-- Begin DATA ENTRIES --

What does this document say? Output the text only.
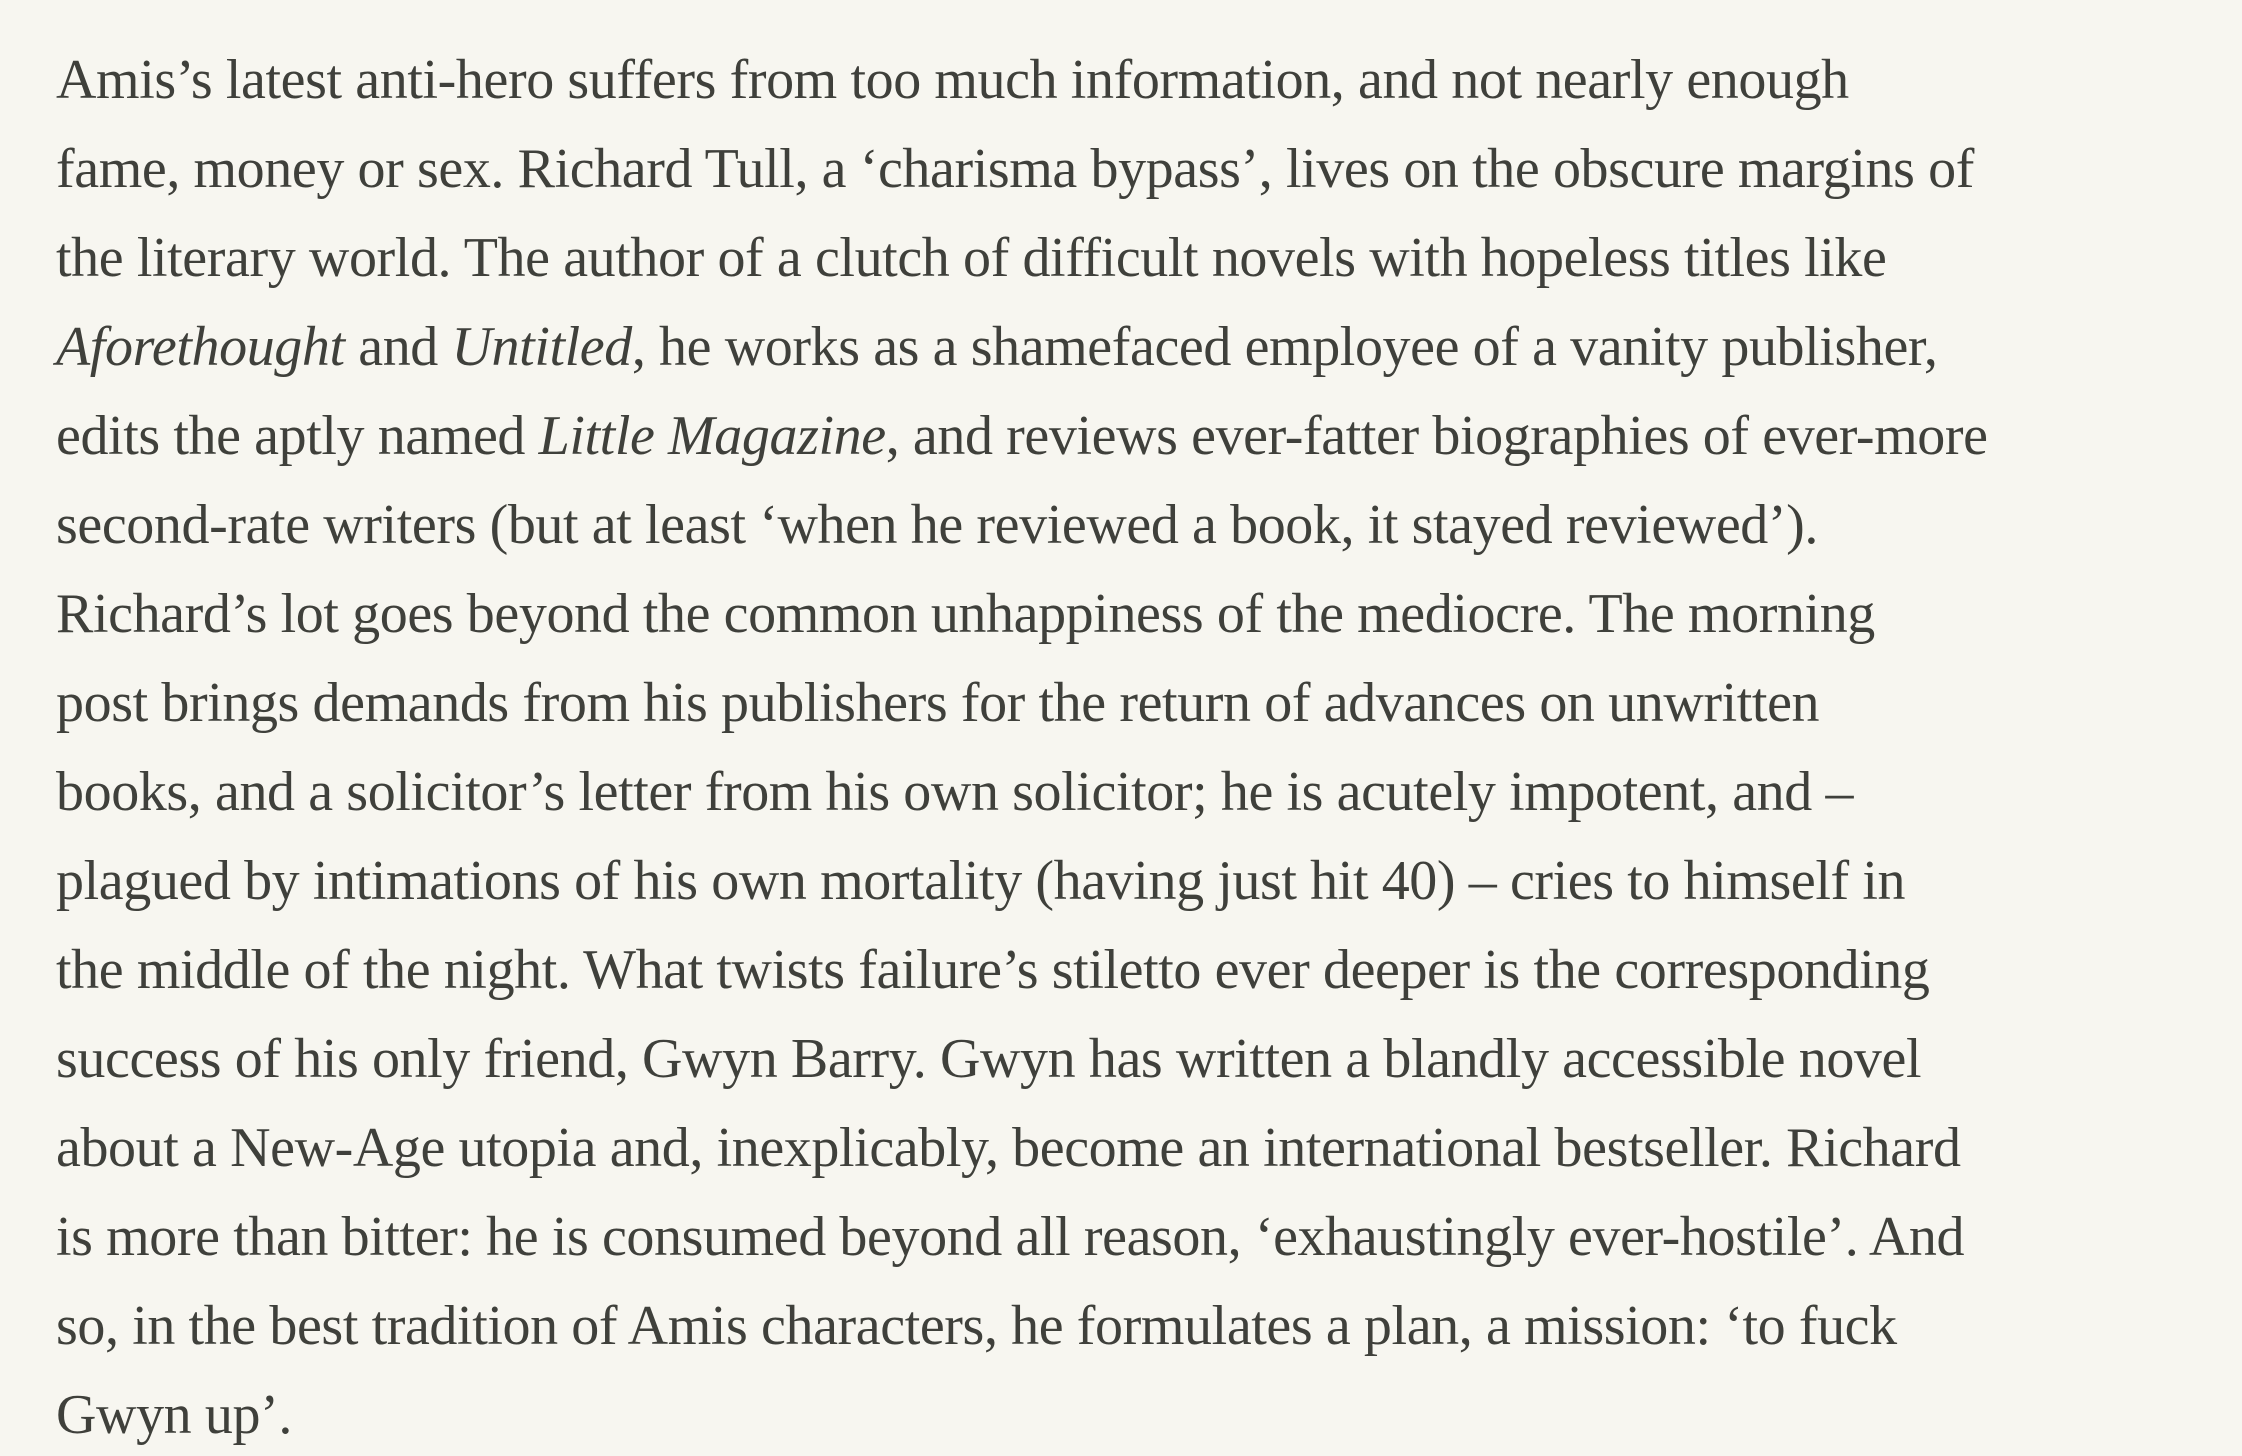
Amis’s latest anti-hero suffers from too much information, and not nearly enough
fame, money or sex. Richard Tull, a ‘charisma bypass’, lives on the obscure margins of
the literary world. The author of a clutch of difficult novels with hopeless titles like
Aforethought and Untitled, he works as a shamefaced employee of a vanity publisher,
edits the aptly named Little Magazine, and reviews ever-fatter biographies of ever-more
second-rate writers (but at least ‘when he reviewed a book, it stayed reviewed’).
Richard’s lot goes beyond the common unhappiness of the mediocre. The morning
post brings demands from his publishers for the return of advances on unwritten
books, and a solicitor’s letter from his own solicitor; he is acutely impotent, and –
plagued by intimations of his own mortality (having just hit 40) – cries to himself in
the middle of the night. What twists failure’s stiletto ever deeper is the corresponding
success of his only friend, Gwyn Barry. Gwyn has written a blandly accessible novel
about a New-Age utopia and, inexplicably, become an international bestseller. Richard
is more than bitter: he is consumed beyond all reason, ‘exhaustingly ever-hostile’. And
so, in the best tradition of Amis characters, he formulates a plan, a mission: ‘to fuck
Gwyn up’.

-- End DATA ENTRIES --
-- Begin DATA ENTRIES --

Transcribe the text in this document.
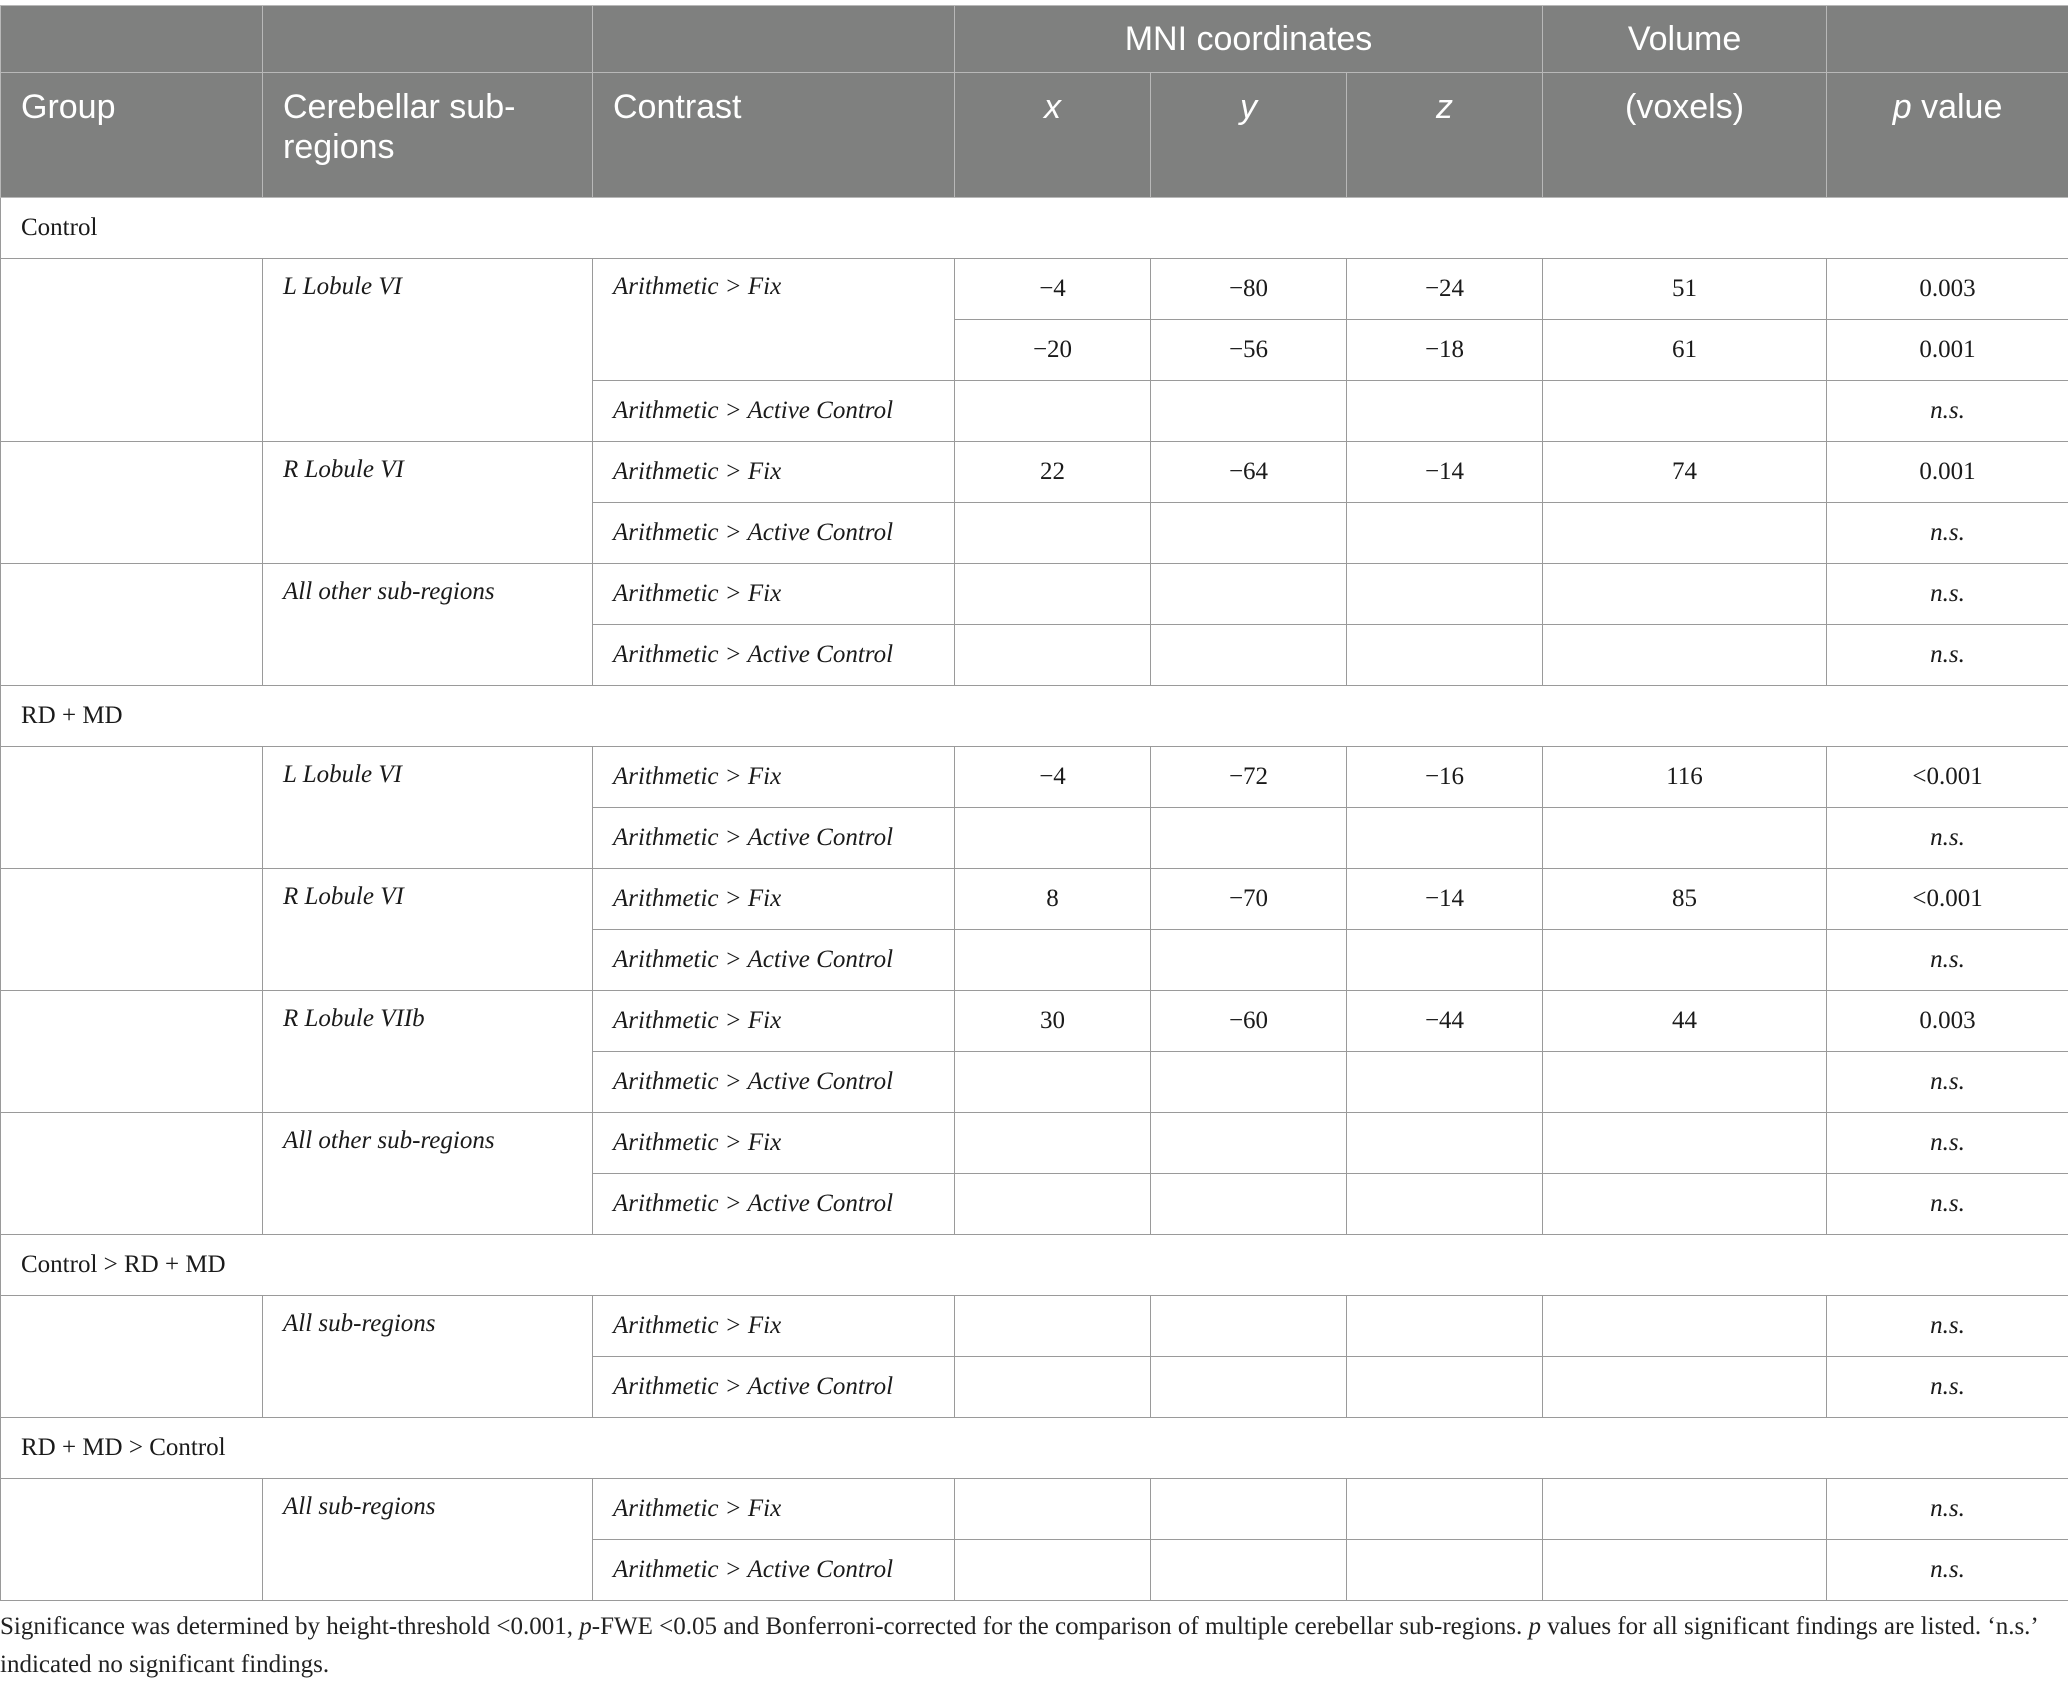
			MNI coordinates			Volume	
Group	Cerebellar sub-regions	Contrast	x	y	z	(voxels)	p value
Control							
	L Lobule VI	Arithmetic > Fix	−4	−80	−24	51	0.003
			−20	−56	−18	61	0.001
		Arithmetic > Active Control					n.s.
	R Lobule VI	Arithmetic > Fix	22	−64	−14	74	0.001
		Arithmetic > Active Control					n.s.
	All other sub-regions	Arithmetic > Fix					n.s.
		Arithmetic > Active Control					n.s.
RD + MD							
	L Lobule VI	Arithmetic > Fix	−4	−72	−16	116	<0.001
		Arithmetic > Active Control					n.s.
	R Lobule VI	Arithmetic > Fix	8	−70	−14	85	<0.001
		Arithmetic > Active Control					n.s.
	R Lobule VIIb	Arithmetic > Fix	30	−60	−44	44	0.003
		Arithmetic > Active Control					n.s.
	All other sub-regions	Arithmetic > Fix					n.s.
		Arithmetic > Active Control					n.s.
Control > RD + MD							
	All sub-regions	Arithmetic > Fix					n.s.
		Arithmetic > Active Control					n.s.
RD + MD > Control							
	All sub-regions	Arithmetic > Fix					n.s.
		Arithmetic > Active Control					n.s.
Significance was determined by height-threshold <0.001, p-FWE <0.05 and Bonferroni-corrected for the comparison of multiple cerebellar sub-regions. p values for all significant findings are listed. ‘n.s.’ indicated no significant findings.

-- End DATA ENTRIES --

> _WORK INSTRUCTIONS_: In the entries above, find each line with the word "Richard" and show it.

> _COMPLETED TASK_:
fame, money or sex. Richard Tull, a ‘charisma bypass’, lives on the obscure margins of
Richard’s lot goes beyond the common unhappiness of the mediocre. The morning
about a New-Age utopia and, inexplicably, become an international bestseller. Richard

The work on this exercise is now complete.